• PROBLEM TO WORK ON: Each entry that follows must be output without any deviation.

• EXERCISE DATA:
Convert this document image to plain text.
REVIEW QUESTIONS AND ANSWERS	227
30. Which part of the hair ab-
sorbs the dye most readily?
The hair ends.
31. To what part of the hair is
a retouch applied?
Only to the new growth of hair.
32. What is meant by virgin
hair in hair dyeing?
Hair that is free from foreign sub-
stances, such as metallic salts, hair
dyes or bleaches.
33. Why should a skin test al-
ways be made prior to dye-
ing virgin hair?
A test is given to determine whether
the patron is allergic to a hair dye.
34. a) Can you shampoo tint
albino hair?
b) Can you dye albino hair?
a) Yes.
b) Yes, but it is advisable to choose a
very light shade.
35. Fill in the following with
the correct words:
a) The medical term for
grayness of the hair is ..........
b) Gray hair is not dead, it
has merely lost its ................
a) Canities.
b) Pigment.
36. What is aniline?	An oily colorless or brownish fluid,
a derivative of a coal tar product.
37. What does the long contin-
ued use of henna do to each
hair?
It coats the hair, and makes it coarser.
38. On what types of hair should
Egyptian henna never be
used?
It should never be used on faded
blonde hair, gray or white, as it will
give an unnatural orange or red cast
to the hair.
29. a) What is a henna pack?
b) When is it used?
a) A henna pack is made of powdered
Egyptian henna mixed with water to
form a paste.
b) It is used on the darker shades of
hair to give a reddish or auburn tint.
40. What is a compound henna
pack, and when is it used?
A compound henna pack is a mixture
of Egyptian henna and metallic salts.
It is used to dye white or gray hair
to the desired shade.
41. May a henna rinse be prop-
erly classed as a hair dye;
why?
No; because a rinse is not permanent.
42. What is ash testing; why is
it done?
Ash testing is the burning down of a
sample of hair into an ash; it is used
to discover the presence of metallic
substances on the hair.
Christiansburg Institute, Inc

• FINISHED ANSWER:
Convert this document image to plain text.
REVIEW QUESTIONS AND ANSWERS	227
30. Which part of the hair ab-
sorbs the dye most readily?
The hair ends.
31. To what part of the hair is
a retouch applied?
Only to the new growth of hair.
32. What is meant by virgin
hair in hair dyeing?
Hair that is free from foreign sub-
stances, such as metallic salts, hair
dyes or bleaches.
33. Why should a skin test al-
ways be made prior to dye-
ing virgin hair?
A test is given to determine whether
the patron is allergic to a hair dye.
34. a) Can you shampoo tint
albino hair?
b) Can you dye albino hair?
a) Yes.
b) Yes, but it is advisable to choose a
very light shade.
35. Fill in the following with
the correct words:
a) The medical term for
grayness of the hair is ..........
b) Gray hair is not dead, it
has merely lost its ................
a) Canities.
b) Pigment.
36. What is aniline?	An oily colorless or brownish fluid,
a derivative of a coal tar product.
37. What does the long contin-
ued use of henna do to each
hair?
It coats the hair, and makes it coarser.
38. On what types of hair should
Egyptian henna never be
used?
It should never be used on faded
blonde hair, gray or white, as it will
give an unnatural orange or red cast
to the hair.
29. a) What is a henna pack?
b) When is it used?
a) A henna pack is made of powdered
Egyptian henna mixed with water to
form a paste.
b) It is used on the darker shades of
hair to give a reddish or auburn tint.
40. What is a compound henna
pack, and when is it used?
A compound henna pack is a mixture
of Egyptian henna and metallic salts.
It is used to dye white or gray hair
to the desired shade.
41. May a henna rinse be prop-
erly classed as a hair dye;
why?
No; because a rinse is not permanent.
42. What is ash testing; why is
it done?
Ash testing is the burning down of a
sample of hair into an ash; it is used
to discover the presence of metallic
substances on the hair.
Christiansburg Institute, Inc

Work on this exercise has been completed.